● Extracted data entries
○ ○ ○ ○ ○ ○ ○

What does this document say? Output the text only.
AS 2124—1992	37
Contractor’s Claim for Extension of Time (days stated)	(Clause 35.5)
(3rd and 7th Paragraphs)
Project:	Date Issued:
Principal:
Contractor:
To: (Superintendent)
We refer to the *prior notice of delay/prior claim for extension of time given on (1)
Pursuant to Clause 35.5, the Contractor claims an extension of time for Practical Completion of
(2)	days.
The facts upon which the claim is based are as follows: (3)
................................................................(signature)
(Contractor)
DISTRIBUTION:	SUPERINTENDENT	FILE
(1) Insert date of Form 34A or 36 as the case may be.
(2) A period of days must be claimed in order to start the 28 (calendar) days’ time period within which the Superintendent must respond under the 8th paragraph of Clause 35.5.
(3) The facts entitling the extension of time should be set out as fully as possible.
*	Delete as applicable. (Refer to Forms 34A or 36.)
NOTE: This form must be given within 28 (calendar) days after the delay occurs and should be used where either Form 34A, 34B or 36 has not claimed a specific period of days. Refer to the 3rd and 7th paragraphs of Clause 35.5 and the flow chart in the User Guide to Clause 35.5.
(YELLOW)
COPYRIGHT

○ ○ ○ ○ ○ ○ ○

● CHALLENGE
Using the listing above, pull out all lines that hold the word "period".

● EXERCISE SOLUTION
(2) A period of days must be claimed in order to start the 28 (calendar) days’ time period within which the Superintendent must respond under the 8th paragraph of Clause 35.5.
NOTE: This form must be given within 28 (calendar) days after the delay occurs and should be used where either Form 34A, 34B or 36 has not claimed a specific period of days. Refer to the 3rd and 7th paragraphs of Clause 35.5 and the flow chart in the User Guide to Clause 35.5.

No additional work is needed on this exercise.